--- Start Task material ---
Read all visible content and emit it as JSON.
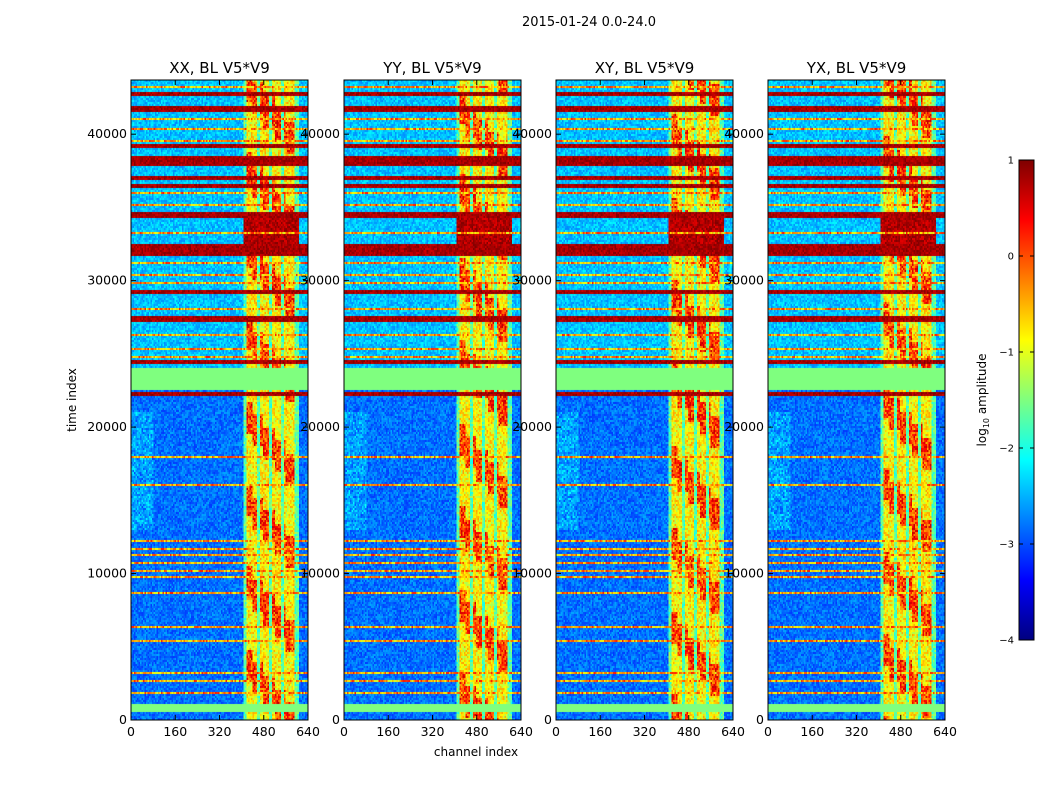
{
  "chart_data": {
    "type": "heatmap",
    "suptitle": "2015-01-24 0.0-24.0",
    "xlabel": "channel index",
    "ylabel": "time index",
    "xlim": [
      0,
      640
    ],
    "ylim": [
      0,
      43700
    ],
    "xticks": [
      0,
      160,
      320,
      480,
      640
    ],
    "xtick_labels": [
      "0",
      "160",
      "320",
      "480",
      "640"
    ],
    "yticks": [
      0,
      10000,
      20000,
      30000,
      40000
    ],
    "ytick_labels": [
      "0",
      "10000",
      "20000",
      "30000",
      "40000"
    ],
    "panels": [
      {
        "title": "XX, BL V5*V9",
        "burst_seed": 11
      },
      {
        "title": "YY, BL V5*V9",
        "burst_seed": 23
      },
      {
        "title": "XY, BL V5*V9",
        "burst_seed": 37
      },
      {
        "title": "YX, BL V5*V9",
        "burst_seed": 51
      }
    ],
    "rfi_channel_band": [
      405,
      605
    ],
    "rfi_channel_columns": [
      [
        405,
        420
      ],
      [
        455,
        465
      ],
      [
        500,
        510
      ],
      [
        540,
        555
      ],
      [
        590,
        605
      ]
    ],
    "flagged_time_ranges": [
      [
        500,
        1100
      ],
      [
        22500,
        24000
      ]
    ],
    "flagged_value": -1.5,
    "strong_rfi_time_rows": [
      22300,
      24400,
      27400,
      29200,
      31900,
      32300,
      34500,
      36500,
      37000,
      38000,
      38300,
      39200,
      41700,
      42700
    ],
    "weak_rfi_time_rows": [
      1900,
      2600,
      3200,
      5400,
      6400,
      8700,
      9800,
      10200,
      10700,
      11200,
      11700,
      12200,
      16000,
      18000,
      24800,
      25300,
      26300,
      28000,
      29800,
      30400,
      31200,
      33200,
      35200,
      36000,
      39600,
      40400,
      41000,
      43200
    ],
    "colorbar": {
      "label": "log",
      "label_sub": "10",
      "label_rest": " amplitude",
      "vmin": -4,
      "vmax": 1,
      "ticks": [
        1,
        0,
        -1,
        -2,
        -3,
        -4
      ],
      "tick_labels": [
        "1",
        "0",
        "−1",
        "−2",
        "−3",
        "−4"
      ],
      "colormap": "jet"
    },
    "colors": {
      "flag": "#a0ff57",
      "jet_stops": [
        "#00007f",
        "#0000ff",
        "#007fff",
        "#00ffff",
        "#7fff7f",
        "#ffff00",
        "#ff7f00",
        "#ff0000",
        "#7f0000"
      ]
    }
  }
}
--- End Task material ---
--- Start Task material ---
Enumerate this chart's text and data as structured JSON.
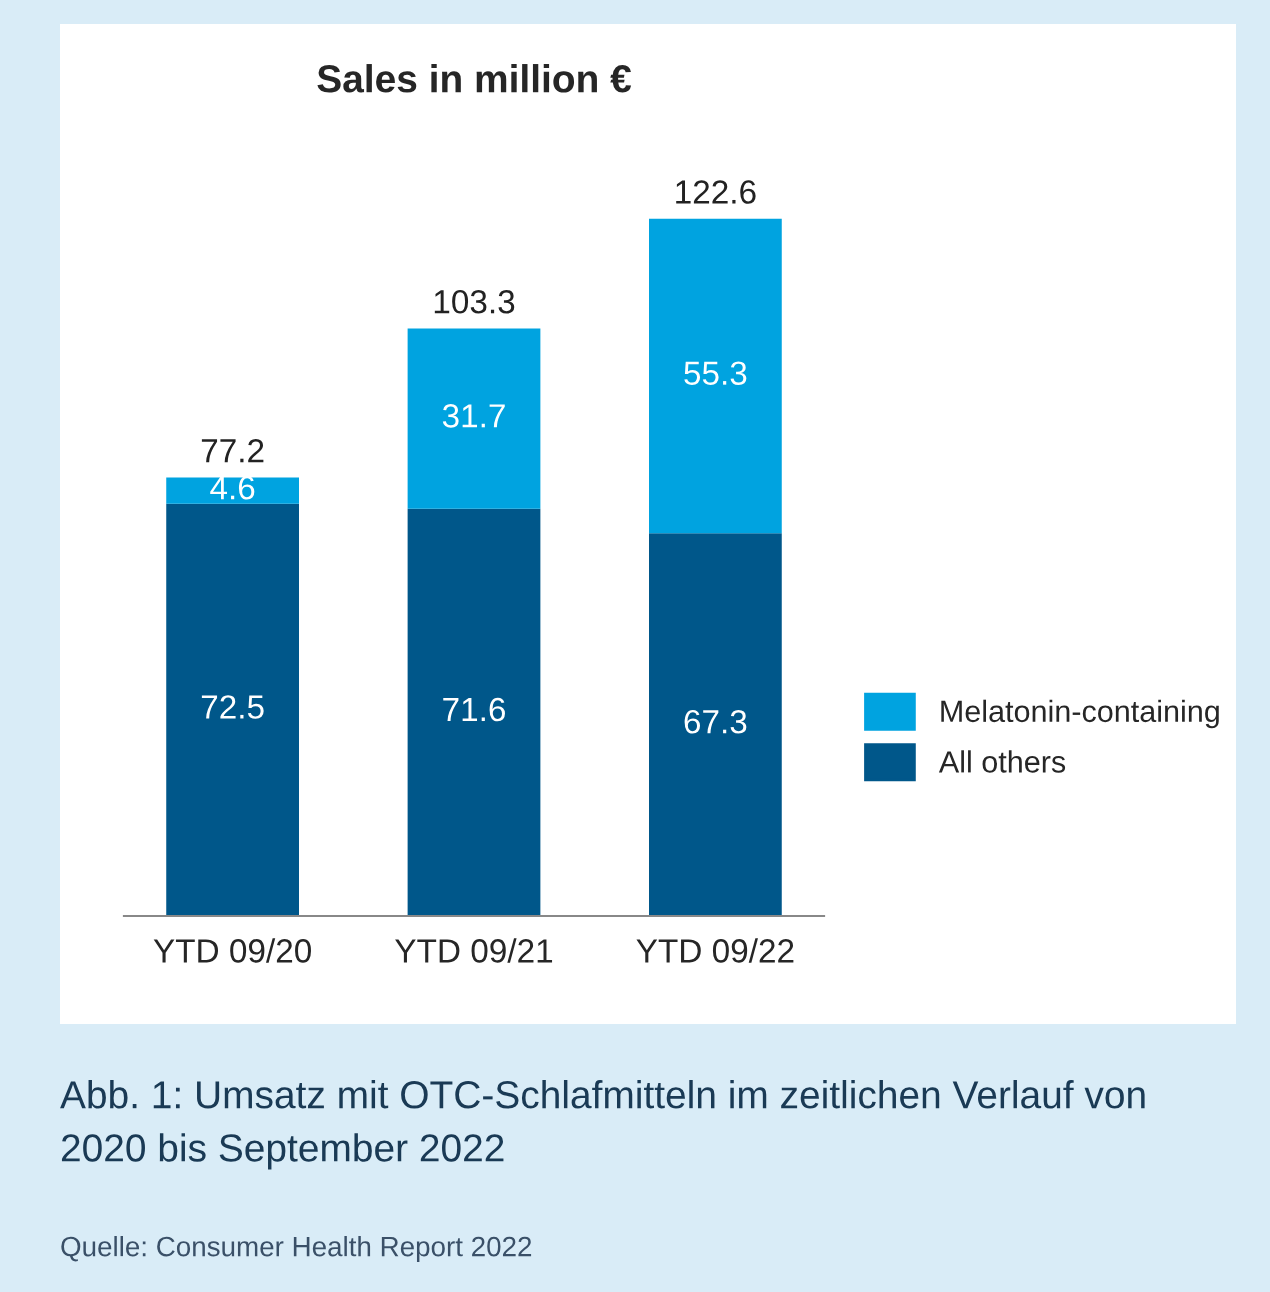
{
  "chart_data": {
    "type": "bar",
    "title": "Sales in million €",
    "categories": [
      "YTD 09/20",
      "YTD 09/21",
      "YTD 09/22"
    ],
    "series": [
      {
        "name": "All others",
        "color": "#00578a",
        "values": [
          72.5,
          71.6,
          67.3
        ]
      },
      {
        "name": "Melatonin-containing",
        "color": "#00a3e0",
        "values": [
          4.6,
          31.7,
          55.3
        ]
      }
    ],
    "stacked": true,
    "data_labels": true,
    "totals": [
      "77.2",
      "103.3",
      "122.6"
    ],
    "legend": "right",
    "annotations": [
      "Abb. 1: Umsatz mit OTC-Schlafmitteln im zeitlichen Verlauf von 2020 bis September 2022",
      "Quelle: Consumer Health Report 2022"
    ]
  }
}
--- End Task material ---
--- Start Task material ---
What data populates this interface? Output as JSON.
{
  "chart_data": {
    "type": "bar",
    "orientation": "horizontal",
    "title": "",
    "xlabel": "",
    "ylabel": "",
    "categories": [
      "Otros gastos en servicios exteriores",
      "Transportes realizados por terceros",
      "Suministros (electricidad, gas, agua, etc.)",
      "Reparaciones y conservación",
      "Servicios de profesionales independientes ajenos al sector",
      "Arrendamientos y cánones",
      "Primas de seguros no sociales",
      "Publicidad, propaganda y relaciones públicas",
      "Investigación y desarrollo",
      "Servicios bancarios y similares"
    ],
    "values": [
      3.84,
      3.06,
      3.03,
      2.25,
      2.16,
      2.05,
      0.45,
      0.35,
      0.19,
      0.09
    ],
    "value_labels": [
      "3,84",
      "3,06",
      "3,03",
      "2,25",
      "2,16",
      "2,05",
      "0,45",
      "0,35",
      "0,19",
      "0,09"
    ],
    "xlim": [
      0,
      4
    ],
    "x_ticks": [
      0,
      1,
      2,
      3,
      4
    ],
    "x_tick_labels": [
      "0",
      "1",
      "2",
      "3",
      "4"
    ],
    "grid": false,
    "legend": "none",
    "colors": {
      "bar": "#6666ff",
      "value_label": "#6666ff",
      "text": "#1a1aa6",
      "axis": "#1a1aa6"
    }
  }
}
--- End Task material ---
- Work instructions: Say how many lines of the data include the word "text". Nothing other than the number should be given.

- Exercise answer: 2